* Begin *
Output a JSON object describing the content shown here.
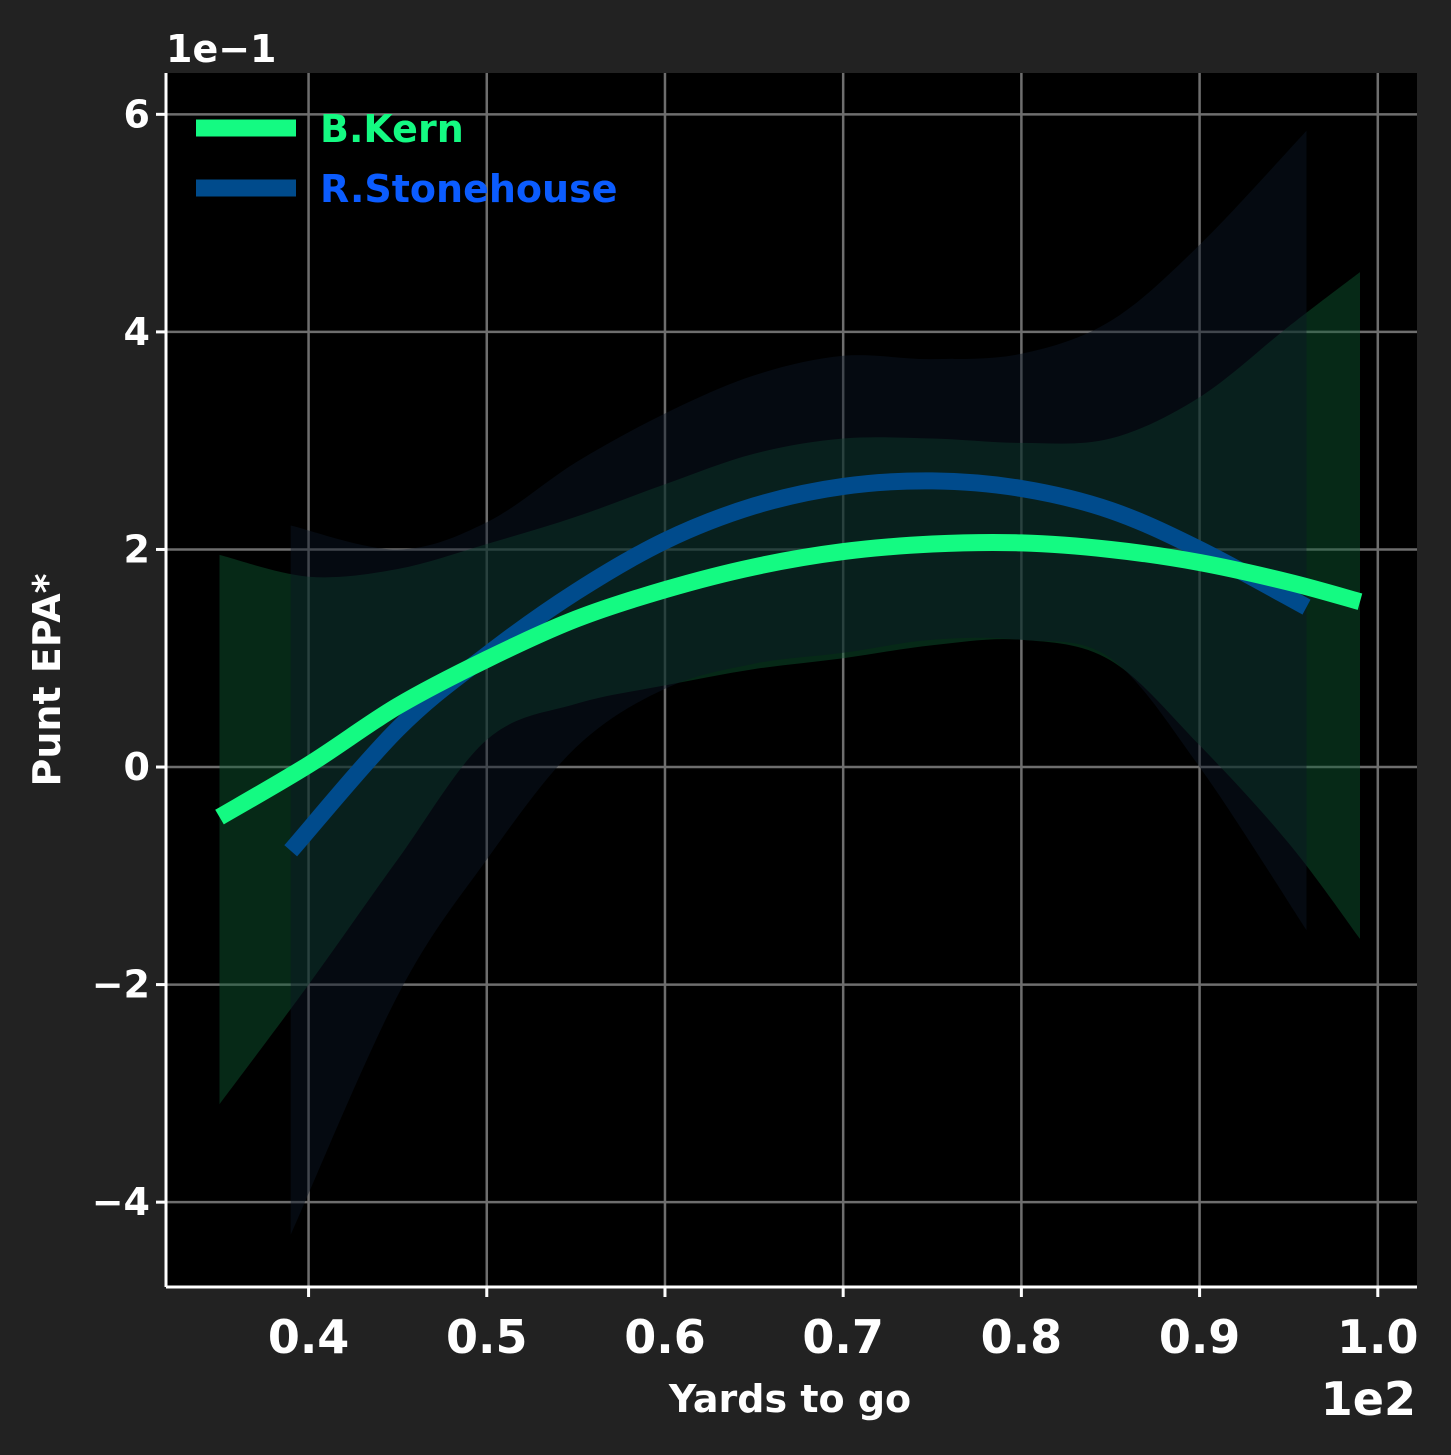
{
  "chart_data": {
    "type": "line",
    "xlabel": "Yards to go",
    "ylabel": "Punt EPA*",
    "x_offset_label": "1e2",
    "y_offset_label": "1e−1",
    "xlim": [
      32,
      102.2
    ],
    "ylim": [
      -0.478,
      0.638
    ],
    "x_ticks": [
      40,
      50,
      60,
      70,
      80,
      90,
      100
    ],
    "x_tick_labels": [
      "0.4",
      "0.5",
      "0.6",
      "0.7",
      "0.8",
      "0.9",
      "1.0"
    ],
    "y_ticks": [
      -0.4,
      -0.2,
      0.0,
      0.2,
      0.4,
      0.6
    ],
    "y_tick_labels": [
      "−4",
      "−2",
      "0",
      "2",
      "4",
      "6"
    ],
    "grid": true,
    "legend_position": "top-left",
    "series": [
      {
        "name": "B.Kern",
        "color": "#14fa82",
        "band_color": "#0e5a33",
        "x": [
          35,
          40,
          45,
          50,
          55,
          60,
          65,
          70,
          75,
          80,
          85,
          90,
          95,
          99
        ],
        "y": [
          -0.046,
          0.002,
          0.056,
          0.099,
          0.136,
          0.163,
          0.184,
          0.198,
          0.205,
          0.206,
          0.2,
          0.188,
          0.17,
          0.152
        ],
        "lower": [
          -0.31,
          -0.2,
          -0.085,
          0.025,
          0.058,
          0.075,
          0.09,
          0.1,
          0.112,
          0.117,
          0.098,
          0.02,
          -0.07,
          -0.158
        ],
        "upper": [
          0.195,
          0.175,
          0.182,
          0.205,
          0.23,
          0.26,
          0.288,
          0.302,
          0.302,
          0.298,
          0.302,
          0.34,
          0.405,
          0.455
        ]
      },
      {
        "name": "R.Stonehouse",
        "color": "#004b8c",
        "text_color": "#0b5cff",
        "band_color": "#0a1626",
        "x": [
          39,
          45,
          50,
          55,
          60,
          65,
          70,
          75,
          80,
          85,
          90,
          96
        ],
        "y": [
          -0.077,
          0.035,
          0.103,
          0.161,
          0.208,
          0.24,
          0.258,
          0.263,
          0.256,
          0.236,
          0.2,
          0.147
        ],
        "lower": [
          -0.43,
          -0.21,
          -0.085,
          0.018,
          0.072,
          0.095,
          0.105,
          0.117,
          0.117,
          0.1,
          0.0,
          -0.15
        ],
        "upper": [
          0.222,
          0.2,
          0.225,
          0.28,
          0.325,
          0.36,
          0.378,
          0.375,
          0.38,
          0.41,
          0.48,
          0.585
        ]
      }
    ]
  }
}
* End *
Do this
The entries above should be reproduced exactly, without their pictures.

Reply to the task
Output a JSON object describing the content shown here.
{
  "chart_data": {
    "type": "line",
    "xlabel": "Yards to go",
    "ylabel": "Punt EPA*",
    "x_offset_label": "1e2",
    "y_offset_label": "1e−1",
    "xlim": [
      32,
      102.2
    ],
    "ylim": [
      -0.478,
      0.638
    ],
    "x_ticks": [
      40,
      50,
      60,
      70,
      80,
      90,
      100
    ],
    "x_tick_labels": [
      "0.4",
      "0.5",
      "0.6",
      "0.7",
      "0.8",
      "0.9",
      "1.0"
    ],
    "y_ticks": [
      -0.4,
      -0.2,
      0.0,
      0.2,
      0.4,
      0.6
    ],
    "y_tick_labels": [
      "−4",
      "−2",
      "0",
      "2",
      "4",
      "6"
    ],
    "grid": true,
    "legend_position": "top-left",
    "series": [
      {
        "name": "B.Kern",
        "color": "#14fa82",
        "band_color": "#0e5a33",
        "x": [
          35,
          40,
          45,
          50,
          55,
          60,
          65,
          70,
          75,
          80,
          85,
          90,
          95,
          99
        ],
        "y": [
          -0.046,
          0.002,
          0.056,
          0.099,
          0.136,
          0.163,
          0.184,
          0.198,
          0.205,
          0.206,
          0.2,
          0.188,
          0.17,
          0.152
        ],
        "lower": [
          -0.31,
          -0.2,
          -0.085,
          0.025,
          0.058,
          0.075,
          0.09,
          0.1,
          0.112,
          0.117,
          0.098,
          0.02,
          -0.07,
          -0.158
        ],
        "upper": [
          0.195,
          0.175,
          0.182,
          0.205,
          0.23,
          0.26,
          0.288,
          0.302,
          0.302,
          0.298,
          0.302,
          0.34,
          0.405,
          0.455
        ]
      },
      {
        "name": "R.Stonehouse",
        "color": "#004b8c",
        "text_color": "#0b5cff",
        "band_color": "#0a1626",
        "x": [
          39,
          45,
          50,
          55,
          60,
          65,
          70,
          75,
          80,
          85,
          90,
          96
        ],
        "y": [
          -0.077,
          0.035,
          0.103,
          0.161,
          0.208,
          0.24,
          0.258,
          0.263,
          0.256,
          0.236,
          0.2,
          0.147
        ],
        "lower": [
          -0.43,
          -0.21,
          -0.085,
          0.018,
          0.072,
          0.095,
          0.105,
          0.117,
          0.117,
          0.1,
          0.0,
          -0.15
        ],
        "upper": [
          0.222,
          0.2,
          0.225,
          0.28,
          0.325,
          0.36,
          0.378,
          0.375,
          0.38,
          0.41,
          0.48,
          0.585
        ]
      }
    ]
  }
}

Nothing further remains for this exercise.